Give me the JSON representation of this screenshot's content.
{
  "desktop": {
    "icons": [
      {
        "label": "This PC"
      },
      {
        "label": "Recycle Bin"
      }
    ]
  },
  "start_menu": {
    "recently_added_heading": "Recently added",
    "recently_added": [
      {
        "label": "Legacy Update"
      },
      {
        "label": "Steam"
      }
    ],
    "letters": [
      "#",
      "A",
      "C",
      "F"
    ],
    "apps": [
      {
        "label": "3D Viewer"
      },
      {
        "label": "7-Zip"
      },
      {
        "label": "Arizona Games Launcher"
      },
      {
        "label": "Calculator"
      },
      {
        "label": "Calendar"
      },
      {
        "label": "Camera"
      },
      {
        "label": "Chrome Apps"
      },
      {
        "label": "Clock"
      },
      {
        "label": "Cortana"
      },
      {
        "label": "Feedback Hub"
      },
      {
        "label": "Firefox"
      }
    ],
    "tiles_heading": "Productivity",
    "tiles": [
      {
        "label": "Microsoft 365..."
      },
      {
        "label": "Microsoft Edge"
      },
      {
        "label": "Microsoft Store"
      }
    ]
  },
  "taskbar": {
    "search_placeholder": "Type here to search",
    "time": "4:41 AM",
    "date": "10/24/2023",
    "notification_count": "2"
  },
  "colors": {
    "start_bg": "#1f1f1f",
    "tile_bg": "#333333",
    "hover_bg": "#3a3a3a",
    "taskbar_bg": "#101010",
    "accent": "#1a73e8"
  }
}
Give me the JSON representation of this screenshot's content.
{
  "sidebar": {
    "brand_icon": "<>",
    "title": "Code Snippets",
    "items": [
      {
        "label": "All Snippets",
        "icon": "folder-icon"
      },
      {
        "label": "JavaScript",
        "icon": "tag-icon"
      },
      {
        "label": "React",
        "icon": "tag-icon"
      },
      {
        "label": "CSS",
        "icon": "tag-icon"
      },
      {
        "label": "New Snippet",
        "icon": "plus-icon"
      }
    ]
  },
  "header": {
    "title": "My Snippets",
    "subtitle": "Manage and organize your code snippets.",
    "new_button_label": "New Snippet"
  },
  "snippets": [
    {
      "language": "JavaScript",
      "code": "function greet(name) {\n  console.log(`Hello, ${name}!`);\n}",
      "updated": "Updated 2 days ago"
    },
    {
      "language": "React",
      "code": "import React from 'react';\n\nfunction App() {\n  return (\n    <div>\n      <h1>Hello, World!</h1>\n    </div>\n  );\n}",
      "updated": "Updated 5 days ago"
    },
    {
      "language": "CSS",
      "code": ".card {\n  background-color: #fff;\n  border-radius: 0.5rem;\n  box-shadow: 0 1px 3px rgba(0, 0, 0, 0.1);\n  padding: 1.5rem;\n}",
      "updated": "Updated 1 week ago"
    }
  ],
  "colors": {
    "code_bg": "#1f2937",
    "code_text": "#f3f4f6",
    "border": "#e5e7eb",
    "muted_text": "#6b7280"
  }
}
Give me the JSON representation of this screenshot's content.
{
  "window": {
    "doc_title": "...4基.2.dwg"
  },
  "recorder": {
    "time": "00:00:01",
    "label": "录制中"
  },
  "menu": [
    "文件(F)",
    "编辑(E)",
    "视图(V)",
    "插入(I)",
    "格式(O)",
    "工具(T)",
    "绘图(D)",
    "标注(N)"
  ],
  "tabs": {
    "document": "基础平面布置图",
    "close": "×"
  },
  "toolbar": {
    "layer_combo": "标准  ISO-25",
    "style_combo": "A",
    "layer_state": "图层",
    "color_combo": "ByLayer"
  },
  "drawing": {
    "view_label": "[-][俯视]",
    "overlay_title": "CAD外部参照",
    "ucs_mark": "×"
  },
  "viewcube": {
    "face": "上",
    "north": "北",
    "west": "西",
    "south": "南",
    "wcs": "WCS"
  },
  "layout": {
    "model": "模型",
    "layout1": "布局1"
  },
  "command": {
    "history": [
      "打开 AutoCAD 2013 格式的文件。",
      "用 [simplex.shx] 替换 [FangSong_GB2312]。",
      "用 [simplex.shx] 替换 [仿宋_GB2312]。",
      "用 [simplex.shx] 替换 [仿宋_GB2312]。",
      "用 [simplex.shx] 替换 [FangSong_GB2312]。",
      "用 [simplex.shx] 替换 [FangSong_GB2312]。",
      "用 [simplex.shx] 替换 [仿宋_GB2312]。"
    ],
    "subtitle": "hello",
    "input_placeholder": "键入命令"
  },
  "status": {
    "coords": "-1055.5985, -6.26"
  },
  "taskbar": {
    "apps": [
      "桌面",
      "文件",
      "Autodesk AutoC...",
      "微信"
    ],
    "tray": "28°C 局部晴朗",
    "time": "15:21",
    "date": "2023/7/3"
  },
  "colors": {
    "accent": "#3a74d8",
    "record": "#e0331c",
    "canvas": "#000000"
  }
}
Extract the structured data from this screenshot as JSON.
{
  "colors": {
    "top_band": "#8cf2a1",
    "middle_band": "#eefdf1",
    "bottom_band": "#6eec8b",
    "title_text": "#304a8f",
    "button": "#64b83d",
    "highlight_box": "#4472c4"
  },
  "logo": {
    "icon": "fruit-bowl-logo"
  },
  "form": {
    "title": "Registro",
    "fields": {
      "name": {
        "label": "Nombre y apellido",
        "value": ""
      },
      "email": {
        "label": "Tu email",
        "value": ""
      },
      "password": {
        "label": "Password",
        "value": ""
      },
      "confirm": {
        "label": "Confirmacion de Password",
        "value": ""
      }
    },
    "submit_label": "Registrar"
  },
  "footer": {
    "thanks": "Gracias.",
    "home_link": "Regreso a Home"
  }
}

━━━

(WRITTEN INSTRUCTION) Extract all of the data exactly as written.

(FINAL RESULT)
Give me the JSON representation of this screenshot's content.
{
  "desktop": {
    "icons": [
      {
        "label": "This PC"
      },
      {
        "label": "Recycle Bin"
      }
    ]
  },
  "start_menu": {
    "recently_added_heading": "Recently added",
    "recently_added": [
      {
        "label": "Legacy Update"
      },
      {
        "label": "Steam"
      }
    ],
    "letters": [
      "#",
      "A",
      "C",
      "F"
    ],
    "apps": [
      {
        "label": "3D Viewer"
      },
      {
        "label": "7-Zip"
      },
      {
        "label": "Arizona Games Launcher"
      },
      {
        "label": "Calculator"
      },
      {
        "label": "Calendar"
      },
      {
        "label": "Camera"
      },
      {
        "label": "Chrome Apps"
      },
      {
        "label": "Clock"
      },
      {
        "label": "Cortana"
      },
      {
        "label": "Feedback Hub"
      },
      {
        "label": "Firefox"
      }
    ],
    "tiles_heading": "Productivity",
    "tiles": [
      {
        "label": "Microsoft 365..."
      },
      {
        "label": "Microsoft Edge"
      },
      {
        "label": "Microsoft Store"
      }
    ]
  },
  "taskbar": {
    "search_placeholder": "Type here to search",
    "time": "4:41 AM",
    "date": "10/24/2023",
    "notification_count": "2"
  },
  "colors": {
    "start_bg": "#1f1f1f",
    "tile_bg": "#333333",
    "hover_bg": "#3a3a3a",
    "taskbar_bg": "#101010",
    "accent": "#1a73e8"
  }
}
Give me the JSON representation of this screenshot's content.
{
  "sidebar": {
    "brand_icon": "<>",
    "title": "Code Snippets",
    "items": [
      {
        "label": "All Snippets",
        "icon": "folder-icon"
      },
      {
        "label": "JavaScript",
        "icon": "tag-icon"
      },
      {
        "label": "React",
        "icon": "tag-icon"
      },
      {
        "label": "CSS",
        "icon": "tag-icon"
      },
      {
        "label": "New Snippet",
        "icon": "plus-icon"
      }
    ]
  },
  "header": {
    "title": "My Snippets",
    "subtitle": "Manage and organize your code snippets.",
    "new_button_label": "New Snippet"
  },
  "snippets": [
    {
      "language": "JavaScript",
      "code": "function greet(name) {\n  console.log(`Hello, ${name}!`);\n}",
      "updated": "Updated 2 days ago"
    },
    {
      "language": "React",
      "code": "import React from 'react';\n\nfunction App() {\n  return (\n    <div>\n      <h1>Hello, World!</h1>\n    </div>\n  );\n}",
      "updated": "Updated 5 days ago"
    },
    {
      "language": "CSS",
      "code": ".card {\n  background-color: #fff;\n  border-radius: 0.5rem;\n  box-shadow: 0 1px 3px rgba(0, 0, 0, 0.1);\n  padding: 1.5rem;\n}",
      "updated": "Updated 1 week ago"
    }
  ],
  "colors": {
    "code_bg": "#1f2937",
    "code_text": "#f3f4f6",
    "border": "#e5e7eb",
    "muted_text": "#6b7280"
  }
}
Give me the JSON representation of this screenshot's content.
{
  "window": {
    "doc_title": "...4基.2.dwg"
  },
  "recorder": {
    "time": "00:00:01",
    "label": "录制中"
  },
  "menu": [
    "文件(F)",
    "编辑(E)",
    "视图(V)",
    "插入(I)",
    "格式(O)",
    "工具(T)",
    "绘图(D)",
    "标注(N)"
  ],
  "tabs": {
    "document": "基础平面布置图",
    "close": "×"
  },
  "toolbar": {
    "layer_combo": "标准  ISO-25",
    "style_combo": "A",
    "layer_state": "图层",
    "color_combo": "ByLayer"
  },
  "drawing": {
    "view_label": "[-][俯视]",
    "overlay_title": "CAD外部参照",
    "ucs_mark": "×"
  },
  "viewcube": {
    "face": "上",
    "north": "北",
    "west": "西",
    "south": "南",
    "wcs": "WCS"
  },
  "layout": {
    "model": "模型",
    "layout1": "布局1"
  },
  "command": {
    "history": [
      "打开 AutoCAD 2013 格式的文件。",
      "用 [simplex.shx] 替换 [FangSong_GB2312]。",
      "用 [simplex.shx] 替换 [仿宋_GB2312]。",
      "用 [simplex.shx] 替换 [仿宋_GB2312]。",
      "用 [simplex.shx] 替换 [FangSong_GB2312]。",
      "用 [simplex.shx] 替换 [FangSong_GB2312]。",
      "用 [simplex.shx] 替换 [仿宋_GB2312]。"
    ],
    "subtitle": "hello",
    "input_placeholder": "键入命令"
  },
  "status": {
    "coords": "-1055.5985, -6.26"
  },
  "taskbar": {
    "apps": [
      "桌面",
      "文件",
      "Autodesk AutoC...",
      "微信"
    ],
    "tray": "28°C 局部晴朗",
    "time": "15:21",
    "date": "2023/7/3"
  },
  "colors": {
    "accent": "#3a74d8",
    "record": "#e0331c",
    "canvas": "#000000"
  }
}
Extract the structured data from this screenshot as JSON.
{
  "colors": {
    "top_band": "#8cf2a1",
    "middle_band": "#eefdf1",
    "bottom_band": "#6eec8b",
    "title_text": "#304a8f",
    "button": "#64b83d",
    "highlight_box": "#4472c4"
  },
  "logo": {
    "icon": "fruit-bowl-logo"
  },
  "form": {
    "title": "Registro",
    "fields": {
      "name": {
        "label": "Nombre y apellido",
        "value": ""
      },
      "email": {
        "label": "Tu email",
        "value": ""
      },
      "password": {
        "label": "Password",
        "value": ""
      },
      "confirm": {
        "label": "Confirmacion de Password",
        "value": ""
      }
    },
    "submit_label": "Registrar"
  },
  "footer": {
    "thanks": "Gracias.",
    "home_link": "Regreso a Home"
  }
}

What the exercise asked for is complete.